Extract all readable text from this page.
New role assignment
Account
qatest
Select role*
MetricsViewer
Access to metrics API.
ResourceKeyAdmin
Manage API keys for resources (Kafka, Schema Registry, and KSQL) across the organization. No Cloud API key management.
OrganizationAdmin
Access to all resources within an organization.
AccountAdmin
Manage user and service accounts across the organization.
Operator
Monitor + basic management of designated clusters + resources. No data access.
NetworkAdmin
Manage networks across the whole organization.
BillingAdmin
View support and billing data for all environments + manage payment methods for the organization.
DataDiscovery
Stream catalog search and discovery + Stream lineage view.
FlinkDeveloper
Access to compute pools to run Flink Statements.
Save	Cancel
---
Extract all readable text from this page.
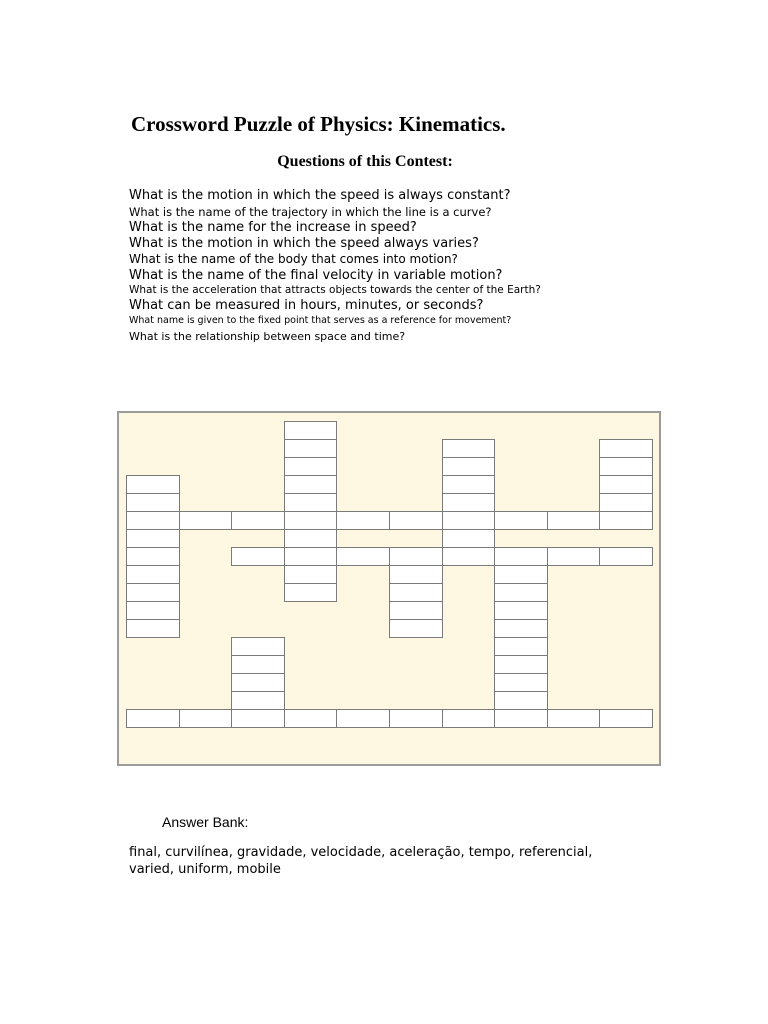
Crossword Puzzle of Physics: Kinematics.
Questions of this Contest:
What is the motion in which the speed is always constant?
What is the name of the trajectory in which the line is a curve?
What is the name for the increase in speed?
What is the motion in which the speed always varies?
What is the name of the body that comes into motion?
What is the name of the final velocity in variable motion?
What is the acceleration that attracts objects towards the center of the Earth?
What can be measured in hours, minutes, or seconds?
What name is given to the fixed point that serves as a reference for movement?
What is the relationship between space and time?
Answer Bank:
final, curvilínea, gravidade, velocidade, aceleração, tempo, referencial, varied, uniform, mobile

**Given exercise**
Using the records above, find and show each line with the string "which".

**Response to the task**
What is the motion in which the speed is always constant?
What is the name of the trajectory in which the line is a curve?
What is the motion in which the speed always varies?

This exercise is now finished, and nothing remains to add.